(DOCUMENT SEGMENT):
____
Jonas Weik

Personal information
- Date of birth: 31 March 2000 (age 26)
- Place of birth: Schwetzingen, Germany
- Height: 1.76 m (5 ft 9 in)
- Position: Midfielder

Team information
- Current team: VfR Mannheim
- Number: 31

Youth career
- SpVgg Ketsch
- 0000–2015: Waldhof Mannheim
- 2015–2017: 1899 Hoffenheim
- 2017–2018: Waldhof Mannheim

Senior career*
- Years: Team / Apps / (Gls)
- 2018–2020: Waldhof Mannheim / 5 / (0)
- 2020–2022: Astoria Walldorf / 55 / (6)
- 2020: Astoria Walldorf II / 3 / (1)
- 2022–2023: VfB Stuttgart II / 31 / (1)
- 2023–2025: SV Sandhausen / 44 / (0)
- 2026: VSG Altglienicke / 15 / (0)
- 2026–: VfR Mannheim / 6 / (0)

= Jonas Weik =

German footballer

Jonas Weik (born 21 March 2000) is a German professional footballer who plays as a midfielder for VfR Mannheim. He has previously played in the 3. Liga with Waldhof Mannheim.

==Career==
On 31 August 2023, Weik signed with SV Sandhausen in 3. Liga.
____
(DATASET CONTENT):
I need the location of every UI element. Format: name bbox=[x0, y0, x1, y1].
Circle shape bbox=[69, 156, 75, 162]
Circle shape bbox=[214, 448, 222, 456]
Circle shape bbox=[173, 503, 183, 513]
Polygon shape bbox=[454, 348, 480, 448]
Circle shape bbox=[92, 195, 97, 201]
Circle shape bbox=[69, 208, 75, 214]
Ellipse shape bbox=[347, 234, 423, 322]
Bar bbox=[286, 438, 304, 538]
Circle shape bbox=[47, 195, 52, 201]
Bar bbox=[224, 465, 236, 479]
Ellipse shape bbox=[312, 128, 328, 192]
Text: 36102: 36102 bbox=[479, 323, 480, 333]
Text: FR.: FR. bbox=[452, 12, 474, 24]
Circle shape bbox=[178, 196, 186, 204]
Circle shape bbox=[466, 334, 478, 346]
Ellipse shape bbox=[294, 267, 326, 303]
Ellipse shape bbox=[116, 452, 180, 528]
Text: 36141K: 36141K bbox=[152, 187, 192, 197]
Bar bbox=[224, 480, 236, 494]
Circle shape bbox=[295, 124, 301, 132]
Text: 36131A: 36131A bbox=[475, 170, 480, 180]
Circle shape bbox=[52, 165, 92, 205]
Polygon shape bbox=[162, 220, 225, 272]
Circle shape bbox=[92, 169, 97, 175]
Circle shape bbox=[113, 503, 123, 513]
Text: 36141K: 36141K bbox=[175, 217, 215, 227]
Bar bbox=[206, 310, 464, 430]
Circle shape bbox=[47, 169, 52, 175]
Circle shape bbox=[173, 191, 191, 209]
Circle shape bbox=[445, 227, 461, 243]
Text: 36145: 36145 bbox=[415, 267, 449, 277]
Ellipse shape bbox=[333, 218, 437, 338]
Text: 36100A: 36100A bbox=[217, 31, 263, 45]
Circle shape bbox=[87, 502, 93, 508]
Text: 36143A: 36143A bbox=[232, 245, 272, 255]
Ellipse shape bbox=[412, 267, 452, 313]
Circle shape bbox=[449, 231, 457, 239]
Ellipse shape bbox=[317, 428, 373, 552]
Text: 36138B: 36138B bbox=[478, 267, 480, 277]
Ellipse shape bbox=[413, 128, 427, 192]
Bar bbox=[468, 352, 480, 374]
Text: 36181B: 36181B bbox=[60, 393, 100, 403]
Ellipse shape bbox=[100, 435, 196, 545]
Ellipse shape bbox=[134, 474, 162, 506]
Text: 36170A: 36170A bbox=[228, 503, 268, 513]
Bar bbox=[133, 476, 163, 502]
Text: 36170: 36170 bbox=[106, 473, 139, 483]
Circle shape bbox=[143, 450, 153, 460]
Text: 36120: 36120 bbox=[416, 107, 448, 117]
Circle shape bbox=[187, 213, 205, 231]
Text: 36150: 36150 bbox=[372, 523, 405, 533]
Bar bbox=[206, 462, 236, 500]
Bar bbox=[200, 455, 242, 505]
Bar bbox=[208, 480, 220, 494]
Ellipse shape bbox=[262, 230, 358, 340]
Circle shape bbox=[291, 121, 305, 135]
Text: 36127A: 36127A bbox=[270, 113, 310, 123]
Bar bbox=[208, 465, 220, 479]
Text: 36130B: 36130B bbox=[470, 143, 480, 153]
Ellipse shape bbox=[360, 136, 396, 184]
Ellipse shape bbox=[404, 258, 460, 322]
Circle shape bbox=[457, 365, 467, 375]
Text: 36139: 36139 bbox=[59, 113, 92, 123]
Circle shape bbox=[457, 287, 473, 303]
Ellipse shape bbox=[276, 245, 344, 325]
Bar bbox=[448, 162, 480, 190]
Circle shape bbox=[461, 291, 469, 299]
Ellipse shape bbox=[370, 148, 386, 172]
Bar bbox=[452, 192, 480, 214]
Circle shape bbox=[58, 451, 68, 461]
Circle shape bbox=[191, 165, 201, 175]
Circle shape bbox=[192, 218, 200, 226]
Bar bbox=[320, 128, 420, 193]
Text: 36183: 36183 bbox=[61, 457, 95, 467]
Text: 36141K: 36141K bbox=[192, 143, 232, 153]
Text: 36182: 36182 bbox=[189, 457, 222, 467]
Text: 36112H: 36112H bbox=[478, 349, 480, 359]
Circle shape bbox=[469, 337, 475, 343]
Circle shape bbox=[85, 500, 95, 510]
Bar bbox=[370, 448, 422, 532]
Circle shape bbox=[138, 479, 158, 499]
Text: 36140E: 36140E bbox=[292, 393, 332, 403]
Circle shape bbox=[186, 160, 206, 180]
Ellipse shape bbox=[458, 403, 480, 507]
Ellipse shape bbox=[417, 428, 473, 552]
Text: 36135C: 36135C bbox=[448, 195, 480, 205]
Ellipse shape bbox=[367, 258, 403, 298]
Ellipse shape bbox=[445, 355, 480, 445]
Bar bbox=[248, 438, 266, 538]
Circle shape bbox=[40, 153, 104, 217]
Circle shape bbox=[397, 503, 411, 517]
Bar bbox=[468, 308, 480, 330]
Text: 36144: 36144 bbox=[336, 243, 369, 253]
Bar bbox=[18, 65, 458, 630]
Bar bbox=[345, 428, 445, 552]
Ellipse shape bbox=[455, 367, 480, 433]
____
(EXERCISE INSTRUCTIONS):
- 1) According to the Jonas Weik article, which club did Weik sign with on 31 August 2023?
- 2) Reproduce the part of the Jonas Weik article that starts at the words "- 2020: Astoria" and stops after "in 3. Liga.".
- 3) Which teams are listed in the senior career section of the Jonas Weik article?
The data has no connection to the Jonas Weik article.

(RESULTS BY TASK):
- 1) SV Sandhausen, in the 3. Liga.

- 2)
- 2020: Astoria Walldorf II / 3 / (1)
- 2022–2023: VfB Stuttgart II / 31 / (1)
- 2023–2025: SV Sandhausen / 44 / (0)
- 2026: VSG Altglienicke / 15 / (0)
- 2026–: VfR Mannheim / 6 / (0)

= Jonas Weik =

German footballer

Jonas Weik (born 21 March 2000) is a German professional footballer who plays as a midfielder for VfR Mannheim. He has previously played in the 3. Liga with Waldhof Mannheim.

==Career==
On 31 August 2023, Weik signed with SV Sandhausen in 3. Liga.

- 3)
- Waldhof Mannheim
- Astoria Walldorf
- Astoria Walldorf II
- VfB Stuttgart II
- SV Sandhausen
- VSG Altglienicke
- VfR Mannheim